Your task is to gather the lines below that hold the string "image".

## Records for processing:
*-*-*

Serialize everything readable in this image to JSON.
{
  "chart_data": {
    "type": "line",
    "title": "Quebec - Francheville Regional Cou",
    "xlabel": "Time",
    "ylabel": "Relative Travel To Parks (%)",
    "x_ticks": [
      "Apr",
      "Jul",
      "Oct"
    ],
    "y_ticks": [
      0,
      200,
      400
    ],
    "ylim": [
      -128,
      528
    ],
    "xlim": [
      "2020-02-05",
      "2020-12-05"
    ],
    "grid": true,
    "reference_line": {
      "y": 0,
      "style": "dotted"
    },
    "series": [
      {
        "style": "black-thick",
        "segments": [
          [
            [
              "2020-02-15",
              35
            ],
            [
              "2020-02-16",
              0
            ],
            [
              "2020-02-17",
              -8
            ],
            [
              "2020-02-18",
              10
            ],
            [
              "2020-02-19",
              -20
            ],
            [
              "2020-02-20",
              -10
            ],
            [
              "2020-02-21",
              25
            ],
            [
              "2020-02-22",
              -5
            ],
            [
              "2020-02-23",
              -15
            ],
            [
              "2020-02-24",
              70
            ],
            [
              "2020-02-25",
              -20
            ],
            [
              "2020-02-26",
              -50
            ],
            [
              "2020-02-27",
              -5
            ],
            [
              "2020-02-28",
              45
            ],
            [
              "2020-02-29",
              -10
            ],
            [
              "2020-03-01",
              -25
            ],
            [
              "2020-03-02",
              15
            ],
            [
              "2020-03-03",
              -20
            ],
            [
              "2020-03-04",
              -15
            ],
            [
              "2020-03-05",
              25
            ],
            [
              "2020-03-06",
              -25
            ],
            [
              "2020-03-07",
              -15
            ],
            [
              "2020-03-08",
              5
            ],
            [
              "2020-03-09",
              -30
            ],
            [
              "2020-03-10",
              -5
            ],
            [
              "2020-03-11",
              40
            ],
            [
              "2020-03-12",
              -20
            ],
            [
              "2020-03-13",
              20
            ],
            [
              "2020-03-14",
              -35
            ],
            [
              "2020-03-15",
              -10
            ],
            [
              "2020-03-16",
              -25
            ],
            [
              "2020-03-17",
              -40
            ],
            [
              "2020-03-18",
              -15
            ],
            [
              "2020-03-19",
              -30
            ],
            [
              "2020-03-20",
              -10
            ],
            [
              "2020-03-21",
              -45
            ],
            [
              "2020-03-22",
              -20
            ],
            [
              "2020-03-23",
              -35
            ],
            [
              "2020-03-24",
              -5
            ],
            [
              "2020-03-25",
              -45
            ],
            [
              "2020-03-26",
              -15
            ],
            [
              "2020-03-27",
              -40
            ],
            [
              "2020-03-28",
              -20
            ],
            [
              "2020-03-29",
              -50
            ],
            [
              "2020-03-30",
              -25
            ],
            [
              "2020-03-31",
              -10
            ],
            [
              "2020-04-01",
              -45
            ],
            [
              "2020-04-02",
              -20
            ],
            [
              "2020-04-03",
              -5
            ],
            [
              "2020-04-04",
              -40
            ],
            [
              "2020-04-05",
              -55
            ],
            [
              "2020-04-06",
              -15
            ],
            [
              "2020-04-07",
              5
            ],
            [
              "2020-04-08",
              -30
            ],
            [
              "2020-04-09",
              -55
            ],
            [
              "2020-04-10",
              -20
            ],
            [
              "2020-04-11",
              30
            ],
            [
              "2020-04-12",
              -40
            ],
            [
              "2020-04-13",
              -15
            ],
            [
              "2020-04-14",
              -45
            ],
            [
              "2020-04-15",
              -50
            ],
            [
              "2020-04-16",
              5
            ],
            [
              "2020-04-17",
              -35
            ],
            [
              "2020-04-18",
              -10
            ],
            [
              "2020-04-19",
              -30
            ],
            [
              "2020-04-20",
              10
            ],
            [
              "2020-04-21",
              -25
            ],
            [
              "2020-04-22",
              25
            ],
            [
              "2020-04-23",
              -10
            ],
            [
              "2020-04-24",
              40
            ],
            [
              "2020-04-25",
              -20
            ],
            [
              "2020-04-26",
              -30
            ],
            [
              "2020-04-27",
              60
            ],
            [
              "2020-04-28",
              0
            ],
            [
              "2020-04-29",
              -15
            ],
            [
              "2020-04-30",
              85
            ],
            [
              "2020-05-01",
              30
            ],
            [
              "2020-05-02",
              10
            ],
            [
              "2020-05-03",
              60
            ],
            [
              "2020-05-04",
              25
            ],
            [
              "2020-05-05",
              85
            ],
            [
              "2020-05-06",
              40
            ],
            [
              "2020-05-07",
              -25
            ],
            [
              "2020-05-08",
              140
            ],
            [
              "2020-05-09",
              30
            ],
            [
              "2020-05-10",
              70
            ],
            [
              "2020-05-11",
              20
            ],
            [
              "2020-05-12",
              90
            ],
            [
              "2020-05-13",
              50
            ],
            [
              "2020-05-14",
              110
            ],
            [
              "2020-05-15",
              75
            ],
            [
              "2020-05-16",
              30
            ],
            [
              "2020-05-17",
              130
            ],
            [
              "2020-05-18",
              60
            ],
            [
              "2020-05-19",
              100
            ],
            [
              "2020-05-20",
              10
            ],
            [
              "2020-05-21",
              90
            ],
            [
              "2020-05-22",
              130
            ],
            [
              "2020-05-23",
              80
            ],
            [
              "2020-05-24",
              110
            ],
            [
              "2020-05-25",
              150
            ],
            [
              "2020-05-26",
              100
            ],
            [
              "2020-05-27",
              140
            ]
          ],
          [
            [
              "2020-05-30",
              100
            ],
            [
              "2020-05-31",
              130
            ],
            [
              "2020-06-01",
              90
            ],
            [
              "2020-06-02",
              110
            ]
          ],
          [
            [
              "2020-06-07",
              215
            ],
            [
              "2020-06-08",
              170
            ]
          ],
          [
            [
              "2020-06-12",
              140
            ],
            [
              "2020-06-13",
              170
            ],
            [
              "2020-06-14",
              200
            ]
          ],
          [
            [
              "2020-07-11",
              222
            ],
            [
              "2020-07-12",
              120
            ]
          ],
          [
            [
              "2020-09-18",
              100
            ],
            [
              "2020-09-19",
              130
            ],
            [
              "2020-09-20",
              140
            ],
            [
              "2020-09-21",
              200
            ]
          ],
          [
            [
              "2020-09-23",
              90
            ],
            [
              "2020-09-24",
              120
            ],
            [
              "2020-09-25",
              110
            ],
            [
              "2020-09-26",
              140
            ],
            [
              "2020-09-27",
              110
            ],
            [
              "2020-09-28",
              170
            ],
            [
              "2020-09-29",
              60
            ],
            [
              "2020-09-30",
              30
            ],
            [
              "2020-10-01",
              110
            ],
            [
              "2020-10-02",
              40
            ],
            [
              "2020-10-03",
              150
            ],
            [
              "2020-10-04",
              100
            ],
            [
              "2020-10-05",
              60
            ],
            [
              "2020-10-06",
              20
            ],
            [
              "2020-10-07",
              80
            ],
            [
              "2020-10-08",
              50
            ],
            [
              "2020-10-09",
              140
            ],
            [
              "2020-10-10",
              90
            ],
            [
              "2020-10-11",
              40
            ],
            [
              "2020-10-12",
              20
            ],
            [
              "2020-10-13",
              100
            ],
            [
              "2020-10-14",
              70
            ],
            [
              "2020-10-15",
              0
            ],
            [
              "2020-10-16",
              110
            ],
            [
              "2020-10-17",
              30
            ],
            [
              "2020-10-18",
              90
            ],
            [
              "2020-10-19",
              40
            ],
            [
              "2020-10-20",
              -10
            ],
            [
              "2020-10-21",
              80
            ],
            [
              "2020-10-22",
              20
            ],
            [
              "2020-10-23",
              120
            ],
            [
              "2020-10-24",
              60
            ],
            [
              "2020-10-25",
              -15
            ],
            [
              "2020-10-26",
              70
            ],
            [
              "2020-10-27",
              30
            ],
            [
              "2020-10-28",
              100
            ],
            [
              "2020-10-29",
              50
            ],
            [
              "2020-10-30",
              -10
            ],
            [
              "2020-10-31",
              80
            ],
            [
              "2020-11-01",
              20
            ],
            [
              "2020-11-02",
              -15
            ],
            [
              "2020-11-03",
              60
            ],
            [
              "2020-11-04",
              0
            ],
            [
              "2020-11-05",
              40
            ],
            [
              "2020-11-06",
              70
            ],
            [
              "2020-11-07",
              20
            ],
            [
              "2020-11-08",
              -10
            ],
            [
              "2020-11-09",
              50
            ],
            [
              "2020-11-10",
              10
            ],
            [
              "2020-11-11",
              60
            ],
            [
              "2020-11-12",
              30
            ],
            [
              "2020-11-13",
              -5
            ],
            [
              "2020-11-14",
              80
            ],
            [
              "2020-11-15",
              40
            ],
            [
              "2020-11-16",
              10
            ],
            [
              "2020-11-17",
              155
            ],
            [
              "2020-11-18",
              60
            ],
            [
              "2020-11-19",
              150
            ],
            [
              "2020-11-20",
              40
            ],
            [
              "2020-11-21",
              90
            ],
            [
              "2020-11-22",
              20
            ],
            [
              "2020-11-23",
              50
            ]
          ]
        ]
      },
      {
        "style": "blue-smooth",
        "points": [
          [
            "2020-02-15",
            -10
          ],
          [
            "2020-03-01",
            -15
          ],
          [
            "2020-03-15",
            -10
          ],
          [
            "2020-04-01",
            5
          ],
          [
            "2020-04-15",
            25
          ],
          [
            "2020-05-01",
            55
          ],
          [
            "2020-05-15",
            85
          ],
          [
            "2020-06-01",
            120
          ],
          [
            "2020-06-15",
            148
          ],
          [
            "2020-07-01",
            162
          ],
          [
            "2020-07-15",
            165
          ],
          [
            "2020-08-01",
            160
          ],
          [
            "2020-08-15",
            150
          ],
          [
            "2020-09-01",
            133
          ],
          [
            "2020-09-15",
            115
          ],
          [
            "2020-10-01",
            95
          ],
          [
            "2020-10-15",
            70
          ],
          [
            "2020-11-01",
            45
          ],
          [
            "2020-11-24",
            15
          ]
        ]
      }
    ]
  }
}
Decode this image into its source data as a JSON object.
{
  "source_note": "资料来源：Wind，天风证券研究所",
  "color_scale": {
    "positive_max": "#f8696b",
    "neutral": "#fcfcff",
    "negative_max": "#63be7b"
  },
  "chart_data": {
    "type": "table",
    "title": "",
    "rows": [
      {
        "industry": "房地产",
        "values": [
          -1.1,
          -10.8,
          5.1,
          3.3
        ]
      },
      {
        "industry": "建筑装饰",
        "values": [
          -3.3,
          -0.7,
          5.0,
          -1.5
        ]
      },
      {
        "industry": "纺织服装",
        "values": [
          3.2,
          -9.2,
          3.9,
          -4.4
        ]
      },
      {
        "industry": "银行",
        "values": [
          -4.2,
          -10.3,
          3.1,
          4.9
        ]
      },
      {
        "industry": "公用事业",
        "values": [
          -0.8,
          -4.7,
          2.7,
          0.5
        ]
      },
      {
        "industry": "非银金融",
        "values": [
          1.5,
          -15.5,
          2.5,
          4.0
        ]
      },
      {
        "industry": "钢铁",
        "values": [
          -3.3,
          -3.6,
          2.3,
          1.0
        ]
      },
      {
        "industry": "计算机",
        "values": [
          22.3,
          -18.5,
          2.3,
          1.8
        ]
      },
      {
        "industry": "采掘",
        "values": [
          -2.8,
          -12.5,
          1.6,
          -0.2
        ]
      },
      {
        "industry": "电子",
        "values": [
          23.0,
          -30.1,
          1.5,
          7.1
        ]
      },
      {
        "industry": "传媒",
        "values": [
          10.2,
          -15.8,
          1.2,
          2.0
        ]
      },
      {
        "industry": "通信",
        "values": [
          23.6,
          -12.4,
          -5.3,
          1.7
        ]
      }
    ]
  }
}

*-*-*

## Solution for this exercise:
Serialize everything readable in this image to JSON.
Decode this image into its source data as a JSON object.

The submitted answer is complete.